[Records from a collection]
_ _ _ _

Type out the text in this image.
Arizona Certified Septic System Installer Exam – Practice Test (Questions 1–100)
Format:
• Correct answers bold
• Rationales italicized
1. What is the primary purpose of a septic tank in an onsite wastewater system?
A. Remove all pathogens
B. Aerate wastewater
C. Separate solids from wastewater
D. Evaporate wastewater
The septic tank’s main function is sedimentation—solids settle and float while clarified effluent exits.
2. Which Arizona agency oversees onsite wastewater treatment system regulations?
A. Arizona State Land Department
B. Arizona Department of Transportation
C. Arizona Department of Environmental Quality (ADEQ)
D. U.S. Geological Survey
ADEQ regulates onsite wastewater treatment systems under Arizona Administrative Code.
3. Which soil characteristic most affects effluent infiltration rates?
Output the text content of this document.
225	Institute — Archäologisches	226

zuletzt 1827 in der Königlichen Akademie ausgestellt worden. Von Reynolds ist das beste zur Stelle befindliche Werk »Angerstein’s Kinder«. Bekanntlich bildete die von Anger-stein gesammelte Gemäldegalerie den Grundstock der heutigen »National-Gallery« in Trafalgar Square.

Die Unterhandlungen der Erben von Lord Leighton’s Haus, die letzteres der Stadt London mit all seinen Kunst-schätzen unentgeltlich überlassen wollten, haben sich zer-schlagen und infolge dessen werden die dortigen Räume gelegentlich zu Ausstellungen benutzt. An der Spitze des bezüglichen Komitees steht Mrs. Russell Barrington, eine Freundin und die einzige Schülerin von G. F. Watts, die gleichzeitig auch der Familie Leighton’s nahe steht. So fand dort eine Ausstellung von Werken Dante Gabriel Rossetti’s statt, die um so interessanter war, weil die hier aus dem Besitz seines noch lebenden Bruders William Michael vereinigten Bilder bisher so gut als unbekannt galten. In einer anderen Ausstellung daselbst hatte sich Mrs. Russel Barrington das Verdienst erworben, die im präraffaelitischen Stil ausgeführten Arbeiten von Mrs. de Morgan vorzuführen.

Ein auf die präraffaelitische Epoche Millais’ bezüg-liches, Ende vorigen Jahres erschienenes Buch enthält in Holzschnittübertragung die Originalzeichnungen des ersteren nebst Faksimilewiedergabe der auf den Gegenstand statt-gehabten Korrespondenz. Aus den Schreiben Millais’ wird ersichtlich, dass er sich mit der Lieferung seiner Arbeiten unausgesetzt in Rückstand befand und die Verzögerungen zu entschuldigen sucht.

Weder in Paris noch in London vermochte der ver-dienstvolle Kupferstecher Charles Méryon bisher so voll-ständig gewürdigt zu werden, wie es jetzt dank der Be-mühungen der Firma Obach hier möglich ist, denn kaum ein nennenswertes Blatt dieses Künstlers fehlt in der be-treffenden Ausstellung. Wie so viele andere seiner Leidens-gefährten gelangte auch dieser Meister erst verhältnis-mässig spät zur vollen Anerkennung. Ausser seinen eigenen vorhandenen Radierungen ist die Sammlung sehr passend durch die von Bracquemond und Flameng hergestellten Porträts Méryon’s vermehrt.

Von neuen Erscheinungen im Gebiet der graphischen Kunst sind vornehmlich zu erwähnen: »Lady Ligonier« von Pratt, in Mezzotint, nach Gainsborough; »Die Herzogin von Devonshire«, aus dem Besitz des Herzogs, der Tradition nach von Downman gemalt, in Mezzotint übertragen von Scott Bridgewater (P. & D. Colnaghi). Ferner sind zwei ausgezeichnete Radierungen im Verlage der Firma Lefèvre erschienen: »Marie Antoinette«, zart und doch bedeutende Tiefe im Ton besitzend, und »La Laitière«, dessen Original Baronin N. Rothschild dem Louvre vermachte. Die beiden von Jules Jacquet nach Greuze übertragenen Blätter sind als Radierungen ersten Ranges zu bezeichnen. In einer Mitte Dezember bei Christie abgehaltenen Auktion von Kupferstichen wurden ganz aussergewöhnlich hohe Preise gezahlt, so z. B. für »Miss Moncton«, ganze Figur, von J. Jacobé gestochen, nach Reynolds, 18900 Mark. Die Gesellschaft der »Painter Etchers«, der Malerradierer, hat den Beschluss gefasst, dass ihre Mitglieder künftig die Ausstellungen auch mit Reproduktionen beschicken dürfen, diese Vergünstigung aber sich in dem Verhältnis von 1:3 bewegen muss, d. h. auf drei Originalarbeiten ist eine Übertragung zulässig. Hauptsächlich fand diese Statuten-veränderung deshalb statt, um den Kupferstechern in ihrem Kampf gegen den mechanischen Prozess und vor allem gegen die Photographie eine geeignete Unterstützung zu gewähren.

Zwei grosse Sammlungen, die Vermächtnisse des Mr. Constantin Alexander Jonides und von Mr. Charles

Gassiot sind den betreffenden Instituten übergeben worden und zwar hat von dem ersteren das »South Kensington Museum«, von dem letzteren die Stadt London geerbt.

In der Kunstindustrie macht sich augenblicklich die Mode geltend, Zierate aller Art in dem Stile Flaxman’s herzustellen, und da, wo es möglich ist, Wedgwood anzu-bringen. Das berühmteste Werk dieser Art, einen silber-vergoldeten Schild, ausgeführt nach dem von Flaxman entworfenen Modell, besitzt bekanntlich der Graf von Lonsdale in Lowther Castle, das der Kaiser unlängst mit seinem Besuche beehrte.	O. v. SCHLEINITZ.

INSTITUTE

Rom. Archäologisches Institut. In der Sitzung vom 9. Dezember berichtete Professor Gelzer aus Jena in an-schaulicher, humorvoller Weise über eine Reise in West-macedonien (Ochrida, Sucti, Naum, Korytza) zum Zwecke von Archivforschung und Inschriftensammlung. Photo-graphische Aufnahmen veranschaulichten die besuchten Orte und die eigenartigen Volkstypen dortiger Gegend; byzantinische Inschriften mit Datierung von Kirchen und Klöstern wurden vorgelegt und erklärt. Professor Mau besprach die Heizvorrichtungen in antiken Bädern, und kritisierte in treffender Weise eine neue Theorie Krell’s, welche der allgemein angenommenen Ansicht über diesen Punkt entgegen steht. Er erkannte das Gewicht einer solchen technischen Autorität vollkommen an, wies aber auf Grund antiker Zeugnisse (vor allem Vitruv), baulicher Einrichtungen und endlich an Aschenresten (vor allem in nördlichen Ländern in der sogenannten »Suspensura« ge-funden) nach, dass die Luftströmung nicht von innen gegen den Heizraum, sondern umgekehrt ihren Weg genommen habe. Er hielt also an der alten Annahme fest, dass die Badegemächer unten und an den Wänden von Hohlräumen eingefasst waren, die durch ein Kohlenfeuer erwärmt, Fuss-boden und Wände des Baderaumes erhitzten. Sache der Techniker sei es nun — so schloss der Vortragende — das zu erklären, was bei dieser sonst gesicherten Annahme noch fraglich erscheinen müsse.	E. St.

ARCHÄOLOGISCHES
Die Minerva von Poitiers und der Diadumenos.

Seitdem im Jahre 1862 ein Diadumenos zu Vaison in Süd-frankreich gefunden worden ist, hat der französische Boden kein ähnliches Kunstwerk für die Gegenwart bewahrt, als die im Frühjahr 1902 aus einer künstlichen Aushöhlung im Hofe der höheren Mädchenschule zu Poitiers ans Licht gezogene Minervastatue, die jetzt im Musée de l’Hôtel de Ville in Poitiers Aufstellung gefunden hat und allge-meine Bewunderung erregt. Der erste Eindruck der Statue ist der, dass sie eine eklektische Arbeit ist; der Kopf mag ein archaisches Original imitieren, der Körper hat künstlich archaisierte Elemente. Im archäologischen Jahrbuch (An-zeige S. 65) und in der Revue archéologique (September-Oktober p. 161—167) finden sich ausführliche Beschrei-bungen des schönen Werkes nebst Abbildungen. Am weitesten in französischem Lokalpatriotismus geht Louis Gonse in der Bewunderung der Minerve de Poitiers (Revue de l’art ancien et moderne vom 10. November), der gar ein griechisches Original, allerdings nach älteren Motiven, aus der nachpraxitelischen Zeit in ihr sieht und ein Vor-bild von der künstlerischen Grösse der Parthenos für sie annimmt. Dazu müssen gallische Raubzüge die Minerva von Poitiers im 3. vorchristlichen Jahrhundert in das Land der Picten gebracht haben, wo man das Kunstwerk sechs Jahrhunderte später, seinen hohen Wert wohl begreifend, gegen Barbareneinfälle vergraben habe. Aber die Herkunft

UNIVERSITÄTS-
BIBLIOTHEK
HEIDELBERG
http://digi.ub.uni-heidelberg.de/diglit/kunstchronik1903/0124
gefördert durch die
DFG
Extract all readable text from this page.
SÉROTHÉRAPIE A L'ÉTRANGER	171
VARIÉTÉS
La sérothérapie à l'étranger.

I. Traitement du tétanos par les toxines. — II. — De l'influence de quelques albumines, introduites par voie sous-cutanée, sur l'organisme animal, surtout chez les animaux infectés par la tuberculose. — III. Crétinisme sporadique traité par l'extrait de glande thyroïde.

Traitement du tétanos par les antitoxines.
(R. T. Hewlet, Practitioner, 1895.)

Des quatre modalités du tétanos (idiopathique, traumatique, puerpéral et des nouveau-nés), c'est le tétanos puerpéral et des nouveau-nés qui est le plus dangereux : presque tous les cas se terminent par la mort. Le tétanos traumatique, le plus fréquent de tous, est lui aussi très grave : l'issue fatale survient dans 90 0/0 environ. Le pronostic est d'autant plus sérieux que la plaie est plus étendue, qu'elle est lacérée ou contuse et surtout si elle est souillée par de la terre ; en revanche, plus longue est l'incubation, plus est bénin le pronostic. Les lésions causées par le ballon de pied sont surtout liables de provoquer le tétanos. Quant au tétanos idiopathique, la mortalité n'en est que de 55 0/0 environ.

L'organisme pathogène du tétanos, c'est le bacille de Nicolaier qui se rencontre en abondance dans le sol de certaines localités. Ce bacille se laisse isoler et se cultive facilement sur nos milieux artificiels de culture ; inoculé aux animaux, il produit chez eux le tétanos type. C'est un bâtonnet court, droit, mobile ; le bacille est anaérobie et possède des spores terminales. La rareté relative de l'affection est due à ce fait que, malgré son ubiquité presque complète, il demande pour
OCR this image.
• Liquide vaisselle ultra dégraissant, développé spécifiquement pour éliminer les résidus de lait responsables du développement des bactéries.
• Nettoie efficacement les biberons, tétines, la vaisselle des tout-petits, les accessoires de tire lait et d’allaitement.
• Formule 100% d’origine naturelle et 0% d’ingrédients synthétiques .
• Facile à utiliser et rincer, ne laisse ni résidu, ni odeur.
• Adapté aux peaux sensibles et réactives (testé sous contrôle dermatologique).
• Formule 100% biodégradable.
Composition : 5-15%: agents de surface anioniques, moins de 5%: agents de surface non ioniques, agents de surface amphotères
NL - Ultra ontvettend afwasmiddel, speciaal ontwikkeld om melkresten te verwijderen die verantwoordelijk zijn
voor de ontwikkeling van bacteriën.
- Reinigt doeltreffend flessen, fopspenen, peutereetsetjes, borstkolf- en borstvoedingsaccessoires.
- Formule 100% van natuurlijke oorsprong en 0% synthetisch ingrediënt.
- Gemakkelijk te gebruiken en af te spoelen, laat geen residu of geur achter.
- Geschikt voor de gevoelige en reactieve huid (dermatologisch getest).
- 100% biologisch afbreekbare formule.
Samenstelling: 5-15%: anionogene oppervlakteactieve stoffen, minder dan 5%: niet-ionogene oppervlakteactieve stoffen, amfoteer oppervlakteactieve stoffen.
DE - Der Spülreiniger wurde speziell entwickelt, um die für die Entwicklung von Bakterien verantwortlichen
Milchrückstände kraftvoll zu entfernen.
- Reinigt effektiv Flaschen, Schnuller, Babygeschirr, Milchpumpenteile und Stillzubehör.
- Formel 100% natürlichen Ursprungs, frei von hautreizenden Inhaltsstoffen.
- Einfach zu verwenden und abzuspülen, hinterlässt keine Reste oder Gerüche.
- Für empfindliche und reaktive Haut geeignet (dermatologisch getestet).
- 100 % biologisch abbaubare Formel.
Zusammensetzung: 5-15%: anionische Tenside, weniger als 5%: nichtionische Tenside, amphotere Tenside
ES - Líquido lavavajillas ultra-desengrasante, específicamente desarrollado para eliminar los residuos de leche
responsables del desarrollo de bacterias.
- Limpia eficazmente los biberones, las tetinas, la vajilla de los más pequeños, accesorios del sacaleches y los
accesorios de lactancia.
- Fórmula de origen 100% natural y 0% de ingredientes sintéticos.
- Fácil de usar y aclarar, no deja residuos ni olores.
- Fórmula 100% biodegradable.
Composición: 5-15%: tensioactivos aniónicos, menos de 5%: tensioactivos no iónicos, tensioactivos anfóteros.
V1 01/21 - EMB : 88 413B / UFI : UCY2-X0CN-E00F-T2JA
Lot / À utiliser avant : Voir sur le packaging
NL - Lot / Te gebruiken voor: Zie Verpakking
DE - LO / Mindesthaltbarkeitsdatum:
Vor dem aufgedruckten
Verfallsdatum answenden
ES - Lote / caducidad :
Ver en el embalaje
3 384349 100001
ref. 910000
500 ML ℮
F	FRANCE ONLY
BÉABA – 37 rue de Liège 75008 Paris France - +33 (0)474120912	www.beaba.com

_ _ _ _

# Task directions
Scan the lines above for the word "Paris", then copy each line that has it.

# Answer space
Weder in Paris noch in London vermochte der ver-dienstvolle Kupferstecher Charles Méryon bisher so voll-ständig gewürdigt zu werden, wie es jetzt dank der Be-mühungen der Firma Obach hier möglich ist, denn kaum ein nennenswertes Blatt dieses Künstlers fehlt in der be-treffenden Ausstellung. Wie so viele andere seiner Leidens-gefährten gelangte auch dieser Meister erst verhältnis-mässig spät zur vollen Anerkennung. Ausser seinen eigenen vorhandenen Radierungen ist die Sammlung sehr passend durch die von Bracquemond und Flameng hergestellten Porträts Méryon’s vermehrt.
BÉABA – 37 rue de Liège 75008 Paris France - +33 (0)474120912	www.beaba.com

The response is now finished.